§ **Task prompt**: Write out each line exactly as it stands, please.
### Data for processing
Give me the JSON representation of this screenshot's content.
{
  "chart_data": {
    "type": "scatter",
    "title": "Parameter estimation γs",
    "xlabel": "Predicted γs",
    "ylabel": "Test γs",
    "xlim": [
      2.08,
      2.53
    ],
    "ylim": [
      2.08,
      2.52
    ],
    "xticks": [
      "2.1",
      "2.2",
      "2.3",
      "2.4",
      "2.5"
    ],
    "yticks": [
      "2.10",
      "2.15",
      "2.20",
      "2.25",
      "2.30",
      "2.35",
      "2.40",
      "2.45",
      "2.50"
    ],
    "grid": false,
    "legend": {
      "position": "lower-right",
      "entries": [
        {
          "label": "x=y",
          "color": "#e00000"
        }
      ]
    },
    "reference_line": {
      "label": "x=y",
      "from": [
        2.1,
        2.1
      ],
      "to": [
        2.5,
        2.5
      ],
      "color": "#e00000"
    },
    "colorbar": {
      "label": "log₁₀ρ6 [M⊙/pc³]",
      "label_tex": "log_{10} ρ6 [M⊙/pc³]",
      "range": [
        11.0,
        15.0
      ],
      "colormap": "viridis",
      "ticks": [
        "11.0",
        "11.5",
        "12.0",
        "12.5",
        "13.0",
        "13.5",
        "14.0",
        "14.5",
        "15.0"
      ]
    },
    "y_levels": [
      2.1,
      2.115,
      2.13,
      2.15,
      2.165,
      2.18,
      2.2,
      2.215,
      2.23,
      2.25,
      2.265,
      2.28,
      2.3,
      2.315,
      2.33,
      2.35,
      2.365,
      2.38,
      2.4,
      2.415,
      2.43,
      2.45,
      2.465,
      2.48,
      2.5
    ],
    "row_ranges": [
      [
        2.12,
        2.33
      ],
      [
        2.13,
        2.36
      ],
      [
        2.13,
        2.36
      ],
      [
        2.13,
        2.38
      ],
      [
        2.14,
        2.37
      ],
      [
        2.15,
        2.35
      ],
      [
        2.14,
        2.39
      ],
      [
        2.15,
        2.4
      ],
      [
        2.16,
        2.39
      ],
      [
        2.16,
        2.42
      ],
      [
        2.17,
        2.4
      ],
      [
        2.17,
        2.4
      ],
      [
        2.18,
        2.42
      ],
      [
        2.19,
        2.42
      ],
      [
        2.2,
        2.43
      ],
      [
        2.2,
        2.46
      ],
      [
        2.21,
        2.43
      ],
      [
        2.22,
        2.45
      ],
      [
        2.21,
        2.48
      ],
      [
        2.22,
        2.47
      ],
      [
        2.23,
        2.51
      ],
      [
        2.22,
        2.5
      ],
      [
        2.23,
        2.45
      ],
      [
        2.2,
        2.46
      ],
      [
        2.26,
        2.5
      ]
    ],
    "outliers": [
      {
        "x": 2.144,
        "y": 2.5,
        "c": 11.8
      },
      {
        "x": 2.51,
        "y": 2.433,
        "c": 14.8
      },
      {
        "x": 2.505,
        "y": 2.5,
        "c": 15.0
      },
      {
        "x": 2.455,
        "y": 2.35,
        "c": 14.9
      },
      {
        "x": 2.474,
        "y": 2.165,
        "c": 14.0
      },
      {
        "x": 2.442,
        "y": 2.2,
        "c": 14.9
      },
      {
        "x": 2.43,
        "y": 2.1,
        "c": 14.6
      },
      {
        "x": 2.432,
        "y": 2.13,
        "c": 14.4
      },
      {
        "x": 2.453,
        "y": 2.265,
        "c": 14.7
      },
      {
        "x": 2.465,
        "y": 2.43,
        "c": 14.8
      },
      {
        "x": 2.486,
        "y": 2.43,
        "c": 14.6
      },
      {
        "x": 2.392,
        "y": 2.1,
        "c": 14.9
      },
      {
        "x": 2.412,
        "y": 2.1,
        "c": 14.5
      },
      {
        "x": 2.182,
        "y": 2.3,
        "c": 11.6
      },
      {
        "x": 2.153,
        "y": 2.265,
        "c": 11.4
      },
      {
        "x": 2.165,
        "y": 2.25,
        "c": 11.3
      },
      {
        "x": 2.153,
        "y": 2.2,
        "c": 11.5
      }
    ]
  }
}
######
§ **Worked answer**:
Give me the JSON representation of this screenshot's content.
{
  "chart_data": {
    "type": "scatter",
    "title": "Parameter estimation γs",
    "xlabel": "Predicted γs",
    "ylabel": "Test γs",
    "xlim": [
      2.08,
      2.53
    ],
    "ylim": [
      2.08,
      2.52
    ],
    "xticks": [
      "2.1",
      "2.2",
      "2.3",
      "2.4",
      "2.5"
    ],
    "yticks": [
      "2.10",
      "2.15",
      "2.20",
      "2.25",
      "2.30",
      "2.35",
      "2.40",
      "2.45",
      "2.50"
    ],
    "grid": false,
    "legend": {
      "position": "lower-right",
      "entries": [
        {
          "label": "x=y",
          "color": "#e00000"
        }
      ]
    },
    "reference_line": {
      "label": "x=y",
      "from": [
        2.1,
        2.1
      ],
      "to": [
        2.5,
        2.5
      ],
      "color": "#e00000"
    },
    "colorbar": {
      "label": "log₁₀ρ6 [M⊙/pc³]",
      "label_tex": "log_{10} ρ6 [M⊙/pc³]",
      "range": [
        11.0,
        15.0
      ],
      "colormap": "viridis",
      "ticks": [
        "11.0",
        "11.5",
        "12.0",
        "12.5",
        "13.0",
        "13.5",
        "14.0",
        "14.5",
        "15.0"
      ]
    },
    "y_levels": [
      2.1,
      2.115,
      2.13,
      2.15,
      2.165,
      2.18,
      2.2,
      2.215,
      2.23,
      2.25,
      2.265,
      2.28,
      2.3,
      2.315,
      2.33,
      2.35,
      2.365,
      2.38,
      2.4,
      2.415,
      2.43,
      2.45,
      2.465,
      2.48,
      2.5
    ],
    "row_ranges": [
      [
        2.12,
        2.33
      ],
      [
        2.13,
        2.36
      ],
      [
        2.13,
        2.36
      ],
      [
        2.13,
        2.38
      ],
      [
        2.14,
        2.37
      ],
      [
        2.15,
        2.35
      ],
      [
        2.14,
        2.39
      ],
      [
        2.15,
        2.4
      ],
      [
        2.16,
        2.39
      ],
      [
        2.16,
        2.42
      ],
      [
        2.17,
        2.4
      ],
      [
        2.17,
        2.4
      ],
      [
        2.18,
        2.42
      ],
      [
        2.19,
        2.42
      ],
      [
        2.2,
        2.43
      ],
      [
        2.2,
        2.46
      ],
      [
        2.21,
        2.43
      ],
      [
        2.22,
        2.45
      ],
      [
        2.21,
        2.48
      ],
      [
        2.22,
        2.47
      ],
      [
        2.23,
        2.51
      ],
      [
        2.22,
        2.5
      ],
      [
        2.23,
        2.45
      ],
      [
        2.2,
        2.46
      ],
      [
        2.26,
        2.5
      ]
    ],
    "outliers": [
      {
        "x": 2.144,
        "y": 2.5,
        "c": 11.8
      },
      {
        "x": 2.51,
        "y": 2.433,
        "c": 14.8
      },
      {
        "x": 2.505,
        "y": 2.5,
        "c": 15.0
      },
      {
        "x": 2.455,
        "y": 2.35,
        "c": 14.9
      },
      {
        "x": 2.474,
        "y": 2.165,
        "c": 14.0
      },
      {
        "x": 2.442,
        "y": 2.2,
        "c": 14.9
      },
      {
        "x": 2.43,
        "y": 2.1,
        "c": 14.6
      },
      {
        "x": 2.432,
        "y": 2.13,
        "c": 14.4
      },
      {
        "x": 2.453,
        "y": 2.265,
        "c": 14.7
      },
      {
        "x": 2.465,
        "y": 2.43,
        "c": 14.8
      },
      {
        "x": 2.486,
        "y": 2.43,
        "c": 14.6
      },
      {
        "x": 2.392,
        "y": 2.1,
        "c": 14.9
      },
      {
        "x": 2.412,
        "y": 2.1,
        "c": 14.5
      },
      {
        "x": 2.182,
        "y": 2.3,
        "c": 11.6
      },
      {
        "x": 2.153,
        "y": 2.265,
        "c": 11.4
      },
      {
        "x": 2.165,
        "y": 2.25,
        "c": 11.3
      },
      {
        "x": 2.153,
        "y": 2.2,
        "c": 11.5
      }
    ]
  }
}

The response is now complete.